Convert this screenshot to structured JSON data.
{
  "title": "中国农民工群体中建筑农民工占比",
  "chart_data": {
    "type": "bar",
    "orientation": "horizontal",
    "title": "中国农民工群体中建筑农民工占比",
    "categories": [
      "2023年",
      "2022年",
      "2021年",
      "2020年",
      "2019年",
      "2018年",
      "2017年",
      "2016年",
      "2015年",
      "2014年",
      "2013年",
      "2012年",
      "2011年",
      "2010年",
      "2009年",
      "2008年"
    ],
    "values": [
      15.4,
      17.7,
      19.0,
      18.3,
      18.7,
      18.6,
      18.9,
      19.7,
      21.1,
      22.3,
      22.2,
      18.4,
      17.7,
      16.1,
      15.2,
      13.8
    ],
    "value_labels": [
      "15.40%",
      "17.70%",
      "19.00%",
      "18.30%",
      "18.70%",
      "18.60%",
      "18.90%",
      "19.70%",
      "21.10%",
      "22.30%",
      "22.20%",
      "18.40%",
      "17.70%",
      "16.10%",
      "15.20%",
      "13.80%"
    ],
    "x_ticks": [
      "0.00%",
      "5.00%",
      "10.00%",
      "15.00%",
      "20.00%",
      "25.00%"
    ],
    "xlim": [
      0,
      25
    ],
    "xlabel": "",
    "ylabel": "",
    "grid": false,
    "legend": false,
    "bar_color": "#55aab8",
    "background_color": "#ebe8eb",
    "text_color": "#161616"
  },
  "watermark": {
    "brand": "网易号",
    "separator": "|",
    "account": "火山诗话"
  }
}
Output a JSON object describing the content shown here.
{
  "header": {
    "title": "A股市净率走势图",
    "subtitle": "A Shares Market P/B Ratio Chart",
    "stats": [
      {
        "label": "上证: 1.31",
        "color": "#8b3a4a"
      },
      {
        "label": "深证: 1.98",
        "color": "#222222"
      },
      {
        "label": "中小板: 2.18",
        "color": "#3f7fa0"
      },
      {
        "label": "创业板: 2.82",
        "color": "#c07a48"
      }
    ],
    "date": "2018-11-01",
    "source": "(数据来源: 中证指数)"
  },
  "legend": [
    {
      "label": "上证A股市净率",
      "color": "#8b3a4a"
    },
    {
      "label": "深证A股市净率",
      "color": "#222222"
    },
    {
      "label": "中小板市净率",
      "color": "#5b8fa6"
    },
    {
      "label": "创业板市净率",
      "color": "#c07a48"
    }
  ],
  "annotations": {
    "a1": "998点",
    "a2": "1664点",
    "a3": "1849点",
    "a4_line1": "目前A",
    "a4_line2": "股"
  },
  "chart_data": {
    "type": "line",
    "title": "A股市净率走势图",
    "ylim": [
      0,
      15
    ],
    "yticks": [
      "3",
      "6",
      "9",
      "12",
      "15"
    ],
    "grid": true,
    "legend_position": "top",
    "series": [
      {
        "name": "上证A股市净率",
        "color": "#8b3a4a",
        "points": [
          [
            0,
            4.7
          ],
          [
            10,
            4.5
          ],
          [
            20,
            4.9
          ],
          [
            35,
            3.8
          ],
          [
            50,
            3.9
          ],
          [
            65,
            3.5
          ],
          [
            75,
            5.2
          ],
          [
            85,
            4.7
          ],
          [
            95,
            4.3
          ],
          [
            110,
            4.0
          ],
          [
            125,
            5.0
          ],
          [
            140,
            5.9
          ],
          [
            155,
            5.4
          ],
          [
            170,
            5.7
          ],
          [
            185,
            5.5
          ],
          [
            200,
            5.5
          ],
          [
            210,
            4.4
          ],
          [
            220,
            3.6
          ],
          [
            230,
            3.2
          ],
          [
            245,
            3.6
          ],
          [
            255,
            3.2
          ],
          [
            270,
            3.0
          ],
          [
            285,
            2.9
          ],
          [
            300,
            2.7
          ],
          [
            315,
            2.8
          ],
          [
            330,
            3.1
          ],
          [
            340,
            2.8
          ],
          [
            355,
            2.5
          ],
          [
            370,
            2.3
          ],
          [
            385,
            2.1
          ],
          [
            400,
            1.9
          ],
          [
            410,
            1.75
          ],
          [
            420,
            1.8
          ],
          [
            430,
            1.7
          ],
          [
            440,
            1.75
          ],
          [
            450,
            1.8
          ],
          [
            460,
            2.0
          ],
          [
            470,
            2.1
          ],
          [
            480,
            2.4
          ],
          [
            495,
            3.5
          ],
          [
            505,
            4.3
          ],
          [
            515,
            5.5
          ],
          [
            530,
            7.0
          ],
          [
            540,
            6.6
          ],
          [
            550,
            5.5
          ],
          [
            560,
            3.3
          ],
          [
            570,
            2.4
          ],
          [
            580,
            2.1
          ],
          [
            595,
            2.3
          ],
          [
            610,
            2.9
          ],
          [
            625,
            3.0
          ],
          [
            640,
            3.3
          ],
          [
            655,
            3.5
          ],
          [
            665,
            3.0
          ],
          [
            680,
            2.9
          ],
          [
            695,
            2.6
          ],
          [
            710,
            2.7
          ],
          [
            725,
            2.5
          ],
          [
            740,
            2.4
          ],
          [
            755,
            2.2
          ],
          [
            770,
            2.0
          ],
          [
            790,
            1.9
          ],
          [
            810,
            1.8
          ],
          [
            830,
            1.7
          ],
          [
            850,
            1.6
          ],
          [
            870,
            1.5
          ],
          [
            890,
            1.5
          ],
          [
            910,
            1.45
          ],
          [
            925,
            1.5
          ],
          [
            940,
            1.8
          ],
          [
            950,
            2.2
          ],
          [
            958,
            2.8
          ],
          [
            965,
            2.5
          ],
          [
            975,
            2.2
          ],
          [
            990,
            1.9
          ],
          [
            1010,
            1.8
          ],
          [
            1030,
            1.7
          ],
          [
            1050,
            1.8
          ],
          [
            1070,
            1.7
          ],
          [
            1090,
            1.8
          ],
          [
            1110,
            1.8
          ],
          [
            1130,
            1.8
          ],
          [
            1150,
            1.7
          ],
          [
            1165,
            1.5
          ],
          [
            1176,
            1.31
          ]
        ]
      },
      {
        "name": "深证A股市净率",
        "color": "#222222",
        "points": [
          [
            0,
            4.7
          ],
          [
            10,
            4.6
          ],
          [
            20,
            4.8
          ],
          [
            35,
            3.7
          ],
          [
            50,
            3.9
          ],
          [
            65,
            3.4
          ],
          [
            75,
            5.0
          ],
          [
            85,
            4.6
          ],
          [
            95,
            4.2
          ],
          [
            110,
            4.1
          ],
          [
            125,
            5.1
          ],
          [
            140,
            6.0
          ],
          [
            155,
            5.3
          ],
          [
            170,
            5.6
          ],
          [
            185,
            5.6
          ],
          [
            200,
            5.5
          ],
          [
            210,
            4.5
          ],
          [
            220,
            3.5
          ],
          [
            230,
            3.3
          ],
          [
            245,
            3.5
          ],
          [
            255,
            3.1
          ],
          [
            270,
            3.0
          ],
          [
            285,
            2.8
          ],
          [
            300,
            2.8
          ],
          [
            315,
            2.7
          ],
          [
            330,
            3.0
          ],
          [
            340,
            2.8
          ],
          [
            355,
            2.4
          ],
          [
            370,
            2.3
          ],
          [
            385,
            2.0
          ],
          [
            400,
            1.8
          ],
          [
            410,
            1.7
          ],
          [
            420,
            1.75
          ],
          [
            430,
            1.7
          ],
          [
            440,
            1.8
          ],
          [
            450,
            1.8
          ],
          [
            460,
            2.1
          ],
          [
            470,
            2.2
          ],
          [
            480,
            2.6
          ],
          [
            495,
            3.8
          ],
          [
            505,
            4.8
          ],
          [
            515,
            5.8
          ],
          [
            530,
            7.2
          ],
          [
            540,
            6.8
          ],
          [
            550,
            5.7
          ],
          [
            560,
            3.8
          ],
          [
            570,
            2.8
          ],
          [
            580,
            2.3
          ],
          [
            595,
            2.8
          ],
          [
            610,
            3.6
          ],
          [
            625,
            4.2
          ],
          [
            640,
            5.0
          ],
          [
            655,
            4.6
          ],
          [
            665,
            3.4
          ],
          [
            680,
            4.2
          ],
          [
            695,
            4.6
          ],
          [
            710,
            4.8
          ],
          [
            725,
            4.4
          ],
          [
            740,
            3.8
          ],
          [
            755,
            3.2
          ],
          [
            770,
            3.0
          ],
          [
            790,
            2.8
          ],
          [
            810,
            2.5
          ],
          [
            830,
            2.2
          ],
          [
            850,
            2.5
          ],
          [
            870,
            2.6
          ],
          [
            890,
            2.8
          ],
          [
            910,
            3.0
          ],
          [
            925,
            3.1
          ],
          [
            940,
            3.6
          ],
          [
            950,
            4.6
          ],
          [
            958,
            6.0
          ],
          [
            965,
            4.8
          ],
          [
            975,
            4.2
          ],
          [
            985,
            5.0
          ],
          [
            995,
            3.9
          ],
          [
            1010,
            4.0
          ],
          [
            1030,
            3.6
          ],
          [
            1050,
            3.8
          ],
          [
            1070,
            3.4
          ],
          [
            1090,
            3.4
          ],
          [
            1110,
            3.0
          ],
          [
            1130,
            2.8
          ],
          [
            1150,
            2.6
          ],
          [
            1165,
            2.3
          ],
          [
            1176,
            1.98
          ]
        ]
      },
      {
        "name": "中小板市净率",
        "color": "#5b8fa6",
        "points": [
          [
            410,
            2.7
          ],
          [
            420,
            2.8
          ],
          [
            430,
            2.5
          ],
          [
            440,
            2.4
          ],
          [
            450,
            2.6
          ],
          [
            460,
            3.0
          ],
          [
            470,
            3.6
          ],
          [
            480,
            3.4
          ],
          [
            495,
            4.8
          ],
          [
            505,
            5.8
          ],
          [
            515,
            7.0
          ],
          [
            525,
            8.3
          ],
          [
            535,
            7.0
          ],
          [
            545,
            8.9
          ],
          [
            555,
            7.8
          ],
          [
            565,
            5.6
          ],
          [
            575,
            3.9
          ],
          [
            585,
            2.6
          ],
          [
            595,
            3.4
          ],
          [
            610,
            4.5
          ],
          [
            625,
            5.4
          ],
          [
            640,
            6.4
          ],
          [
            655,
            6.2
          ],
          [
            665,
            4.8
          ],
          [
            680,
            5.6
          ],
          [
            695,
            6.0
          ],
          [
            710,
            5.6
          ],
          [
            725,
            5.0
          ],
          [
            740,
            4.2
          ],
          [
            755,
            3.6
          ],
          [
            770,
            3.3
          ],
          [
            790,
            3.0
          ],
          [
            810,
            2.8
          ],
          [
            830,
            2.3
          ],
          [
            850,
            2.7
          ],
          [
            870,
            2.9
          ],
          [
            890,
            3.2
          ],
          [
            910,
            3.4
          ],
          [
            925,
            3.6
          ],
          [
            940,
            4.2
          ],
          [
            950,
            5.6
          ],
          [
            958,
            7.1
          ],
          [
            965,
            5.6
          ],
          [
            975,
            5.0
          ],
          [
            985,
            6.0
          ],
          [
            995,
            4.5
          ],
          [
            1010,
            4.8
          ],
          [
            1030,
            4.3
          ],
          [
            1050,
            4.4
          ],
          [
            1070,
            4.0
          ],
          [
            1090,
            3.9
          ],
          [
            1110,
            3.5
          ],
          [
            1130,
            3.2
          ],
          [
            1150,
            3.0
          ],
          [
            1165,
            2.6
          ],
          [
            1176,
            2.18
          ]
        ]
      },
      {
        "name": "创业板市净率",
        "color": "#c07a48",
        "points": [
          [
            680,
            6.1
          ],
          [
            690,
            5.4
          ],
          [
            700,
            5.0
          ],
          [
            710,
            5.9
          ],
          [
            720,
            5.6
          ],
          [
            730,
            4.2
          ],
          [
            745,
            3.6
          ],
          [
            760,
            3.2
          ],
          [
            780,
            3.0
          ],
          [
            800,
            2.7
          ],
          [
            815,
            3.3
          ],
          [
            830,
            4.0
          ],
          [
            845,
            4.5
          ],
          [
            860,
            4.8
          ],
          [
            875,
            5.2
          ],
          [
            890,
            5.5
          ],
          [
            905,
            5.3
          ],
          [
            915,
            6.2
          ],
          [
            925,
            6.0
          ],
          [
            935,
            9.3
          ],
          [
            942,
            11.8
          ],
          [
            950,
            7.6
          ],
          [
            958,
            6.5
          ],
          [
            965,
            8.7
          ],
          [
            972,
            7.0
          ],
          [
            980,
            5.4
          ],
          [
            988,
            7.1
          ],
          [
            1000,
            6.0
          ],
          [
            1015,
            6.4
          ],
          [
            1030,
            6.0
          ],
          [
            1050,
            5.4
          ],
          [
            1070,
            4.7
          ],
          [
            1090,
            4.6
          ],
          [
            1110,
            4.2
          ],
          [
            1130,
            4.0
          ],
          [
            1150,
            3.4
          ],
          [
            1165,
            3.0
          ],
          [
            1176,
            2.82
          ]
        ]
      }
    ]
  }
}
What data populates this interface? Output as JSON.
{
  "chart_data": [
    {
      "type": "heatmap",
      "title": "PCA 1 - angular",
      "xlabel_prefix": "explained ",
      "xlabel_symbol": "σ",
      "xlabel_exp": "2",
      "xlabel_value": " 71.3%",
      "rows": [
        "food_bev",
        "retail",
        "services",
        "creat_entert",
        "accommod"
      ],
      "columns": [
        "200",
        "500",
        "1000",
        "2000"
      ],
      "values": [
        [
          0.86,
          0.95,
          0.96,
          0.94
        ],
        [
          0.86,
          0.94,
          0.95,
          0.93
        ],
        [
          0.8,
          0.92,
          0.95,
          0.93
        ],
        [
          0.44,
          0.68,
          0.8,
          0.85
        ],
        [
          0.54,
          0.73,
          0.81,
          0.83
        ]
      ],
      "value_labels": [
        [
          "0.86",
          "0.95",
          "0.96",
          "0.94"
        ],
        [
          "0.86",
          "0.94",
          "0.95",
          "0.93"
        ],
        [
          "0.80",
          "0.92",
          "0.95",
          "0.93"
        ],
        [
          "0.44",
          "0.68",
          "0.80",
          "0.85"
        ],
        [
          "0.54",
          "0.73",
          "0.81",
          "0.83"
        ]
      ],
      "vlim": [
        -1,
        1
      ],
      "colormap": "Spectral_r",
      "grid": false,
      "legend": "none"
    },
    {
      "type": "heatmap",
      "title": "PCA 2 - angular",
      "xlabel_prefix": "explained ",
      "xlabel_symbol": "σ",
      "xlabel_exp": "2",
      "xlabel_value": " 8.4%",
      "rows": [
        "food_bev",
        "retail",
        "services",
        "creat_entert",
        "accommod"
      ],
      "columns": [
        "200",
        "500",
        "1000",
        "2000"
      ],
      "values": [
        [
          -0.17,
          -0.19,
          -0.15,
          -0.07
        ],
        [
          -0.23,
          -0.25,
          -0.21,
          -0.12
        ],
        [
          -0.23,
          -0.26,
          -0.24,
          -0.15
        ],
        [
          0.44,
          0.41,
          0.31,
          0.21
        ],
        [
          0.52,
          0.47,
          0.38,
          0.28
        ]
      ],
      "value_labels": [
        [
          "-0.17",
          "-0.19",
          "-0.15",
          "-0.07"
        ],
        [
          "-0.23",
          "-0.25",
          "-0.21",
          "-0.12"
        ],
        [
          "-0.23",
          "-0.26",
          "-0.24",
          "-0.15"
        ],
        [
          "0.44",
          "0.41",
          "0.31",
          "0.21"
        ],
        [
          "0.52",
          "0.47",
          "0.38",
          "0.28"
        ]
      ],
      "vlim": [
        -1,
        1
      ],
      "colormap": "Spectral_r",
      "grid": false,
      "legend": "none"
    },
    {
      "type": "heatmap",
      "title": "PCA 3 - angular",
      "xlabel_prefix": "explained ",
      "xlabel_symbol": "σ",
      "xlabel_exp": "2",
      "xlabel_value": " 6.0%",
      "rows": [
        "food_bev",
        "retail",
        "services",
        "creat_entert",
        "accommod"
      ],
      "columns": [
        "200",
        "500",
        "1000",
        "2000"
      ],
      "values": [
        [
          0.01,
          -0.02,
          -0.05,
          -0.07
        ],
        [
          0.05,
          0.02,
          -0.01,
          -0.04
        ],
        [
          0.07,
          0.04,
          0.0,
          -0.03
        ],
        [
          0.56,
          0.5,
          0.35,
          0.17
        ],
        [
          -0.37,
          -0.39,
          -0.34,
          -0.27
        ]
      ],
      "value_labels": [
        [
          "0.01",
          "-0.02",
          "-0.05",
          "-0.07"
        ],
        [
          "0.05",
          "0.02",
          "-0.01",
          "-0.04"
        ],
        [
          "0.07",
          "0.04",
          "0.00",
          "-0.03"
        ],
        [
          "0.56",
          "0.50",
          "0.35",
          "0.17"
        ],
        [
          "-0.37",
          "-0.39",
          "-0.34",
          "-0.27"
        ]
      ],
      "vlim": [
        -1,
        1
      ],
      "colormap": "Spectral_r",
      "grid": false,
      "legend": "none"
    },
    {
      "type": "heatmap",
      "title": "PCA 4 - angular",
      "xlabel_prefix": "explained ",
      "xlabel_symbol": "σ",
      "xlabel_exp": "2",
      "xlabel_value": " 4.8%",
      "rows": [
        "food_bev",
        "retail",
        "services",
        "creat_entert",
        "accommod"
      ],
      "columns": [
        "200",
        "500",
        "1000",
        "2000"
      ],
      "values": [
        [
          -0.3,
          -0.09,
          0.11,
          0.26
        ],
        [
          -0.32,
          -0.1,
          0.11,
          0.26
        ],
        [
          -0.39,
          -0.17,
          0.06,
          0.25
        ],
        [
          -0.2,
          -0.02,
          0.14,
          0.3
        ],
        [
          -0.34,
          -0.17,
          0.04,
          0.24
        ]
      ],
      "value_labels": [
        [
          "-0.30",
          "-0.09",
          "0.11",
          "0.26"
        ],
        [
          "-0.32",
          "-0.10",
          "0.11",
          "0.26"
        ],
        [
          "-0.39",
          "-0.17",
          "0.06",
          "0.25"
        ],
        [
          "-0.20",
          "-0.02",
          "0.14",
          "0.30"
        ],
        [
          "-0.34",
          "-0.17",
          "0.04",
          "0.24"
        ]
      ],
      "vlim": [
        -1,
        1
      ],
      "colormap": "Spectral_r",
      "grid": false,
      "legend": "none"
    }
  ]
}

────────────────────────────────────────

[PROMPT]
Each line of the material above either contains the word "Output" or does not; state how many do, and nothing else.

[ANSWER FOR THE TASK]
2